#### [EXCERPTED PASSAGE]
Australia places higher standards on the food produced by its own farmers than it does on the products it imports, creating a situation rife for “drugs and bugs” to enter the food supply, an infectious diseases expert says.
Professor Peter Collignon, an infectious diseases physician and microbiologist with the Australian National University, said the recent importation of berries contaminated with hepatitis A highlighted a broader failure to test imported foods for a range of diseases.
“It’s a real public health problem,” Collignon said. “We put higher standards on our farmers than those who we import food from, even though we are importing from countries who are watering and spraying their plants with contaminated water which is rife with human waste.
“And we don’t do any testing for these bugs. We seem to take the farmers’ and the food companies’ word for it that the tests have been done at their end.”
The Australian government should appoint independent testers to assess a small portion of imported fruit and vegetable products, he said. These products were particularly dangerous, because they were usually not cooked and freezing only helped to preserve bacteria.
“We should sample a small portion of products and if the company fails the test, then next time a larger portion of their product could be tested until they meet the standards we set,” Collignon said.
“But it’s stupid not to test anything and to trust the companies to do it. One decade ago, testing was much more expensive than it is now, but these days you can test for bacteria like E. coli relatively cheaply and the more you test, the cheaper it becomes.”
Foods were currently tested for fecal matter, he said, but not for specific pathogens, because those tests were more expensive.
Australia also was not testing imported food rigorously enough for antibiotic residue from spraying fruit and vegetables to ward off plant diseases, Collignon said. When ingested, these drugs could build up in the body, leading to antibiotic resistance.
“We should have a stronger strategy that we enforce to prevent imported drugs and bugs,” he said.
While the hepatitis A outbreak had affected enough people to trace back to certain brands of berries, Collignon said that wasn’t always the case, and that smaller outbreaks of disease also occurred which could not be traced back to a specific product.

#### [RECORDED DATA]

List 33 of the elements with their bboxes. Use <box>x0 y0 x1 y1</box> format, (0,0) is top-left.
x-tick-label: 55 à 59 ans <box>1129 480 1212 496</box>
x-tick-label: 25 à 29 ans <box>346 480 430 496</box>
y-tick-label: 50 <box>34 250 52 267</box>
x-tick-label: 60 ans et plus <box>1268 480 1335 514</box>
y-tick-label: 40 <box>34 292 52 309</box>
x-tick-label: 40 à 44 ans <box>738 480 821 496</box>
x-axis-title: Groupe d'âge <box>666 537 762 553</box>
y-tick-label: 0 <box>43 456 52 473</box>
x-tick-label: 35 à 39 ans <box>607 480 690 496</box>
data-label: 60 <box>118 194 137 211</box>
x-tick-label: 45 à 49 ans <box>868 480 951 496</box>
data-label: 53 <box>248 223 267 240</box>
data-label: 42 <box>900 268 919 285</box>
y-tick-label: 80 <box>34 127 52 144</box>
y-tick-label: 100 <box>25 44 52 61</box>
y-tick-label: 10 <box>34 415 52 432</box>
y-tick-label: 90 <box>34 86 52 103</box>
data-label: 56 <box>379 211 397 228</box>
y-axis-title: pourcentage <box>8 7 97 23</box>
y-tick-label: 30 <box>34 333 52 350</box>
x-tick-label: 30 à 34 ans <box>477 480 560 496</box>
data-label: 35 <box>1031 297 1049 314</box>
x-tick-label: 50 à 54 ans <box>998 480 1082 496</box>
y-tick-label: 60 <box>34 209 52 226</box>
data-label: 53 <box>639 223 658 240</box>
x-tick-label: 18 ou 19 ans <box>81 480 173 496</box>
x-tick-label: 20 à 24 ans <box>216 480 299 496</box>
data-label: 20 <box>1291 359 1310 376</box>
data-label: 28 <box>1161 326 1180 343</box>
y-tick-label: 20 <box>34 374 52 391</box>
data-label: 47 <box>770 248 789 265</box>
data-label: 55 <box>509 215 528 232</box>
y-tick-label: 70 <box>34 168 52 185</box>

#### [YOUR TASKS]
**1.** In the article on imported food safety, what roles does Peter Collignon hold at the Australian National University?
**2.** Please carry the article on imported food safety forward from its final sentence.

#### [SET OF ANSWERS]
**1.** He is an infectious diseases physician and microbiologist.

**2.**
The safest way to avoid food contaminated with waste water or antibiotic residue was to buy Australian, Collignon said, where farmers are held to rigorous food safety and handling standards.
A Food Standards Australia and New Zealand spokesperson said for packaged foods, like frozen berries, country of origin labelling must be legible and prominent, and be in English, though text size was not prescribed.
“But for unpackaged foods such as fruit and vegetables, country of origin information must be displayed on the food and be at least 9mm in height, or at least 5mm in height if in a refrigerated display cabinet,” the spokesperson said.
However, a Choice survey from last year found consumers had difficulty interpreting country of origin labelling.
Of 700 respondents, only 12% were able to accurately identify the meaning of “Made in Australia”. If a product is Made in Australia, it doesn’t necessarily mean that the ingredients were grown or sourced in Australia.
But on Wednesday, the prime minister, Tony Abbott, rejected a crackdown on food testing and labelling in response to the outbreak, saying it was the responsibility of business “not to poison their customers”.
An antimicrobial resistance expert from the University of Adelaide, Associate Professor Darren Trott, said Australian-grown and produced food was among the safest in the world.
But imported food was often cheaper, making it attractive to consumers, he said.
“We owe it to ourselves as a country to eat Australian,” he said. “We produce high quality, great food and although it costs more, it is safer.”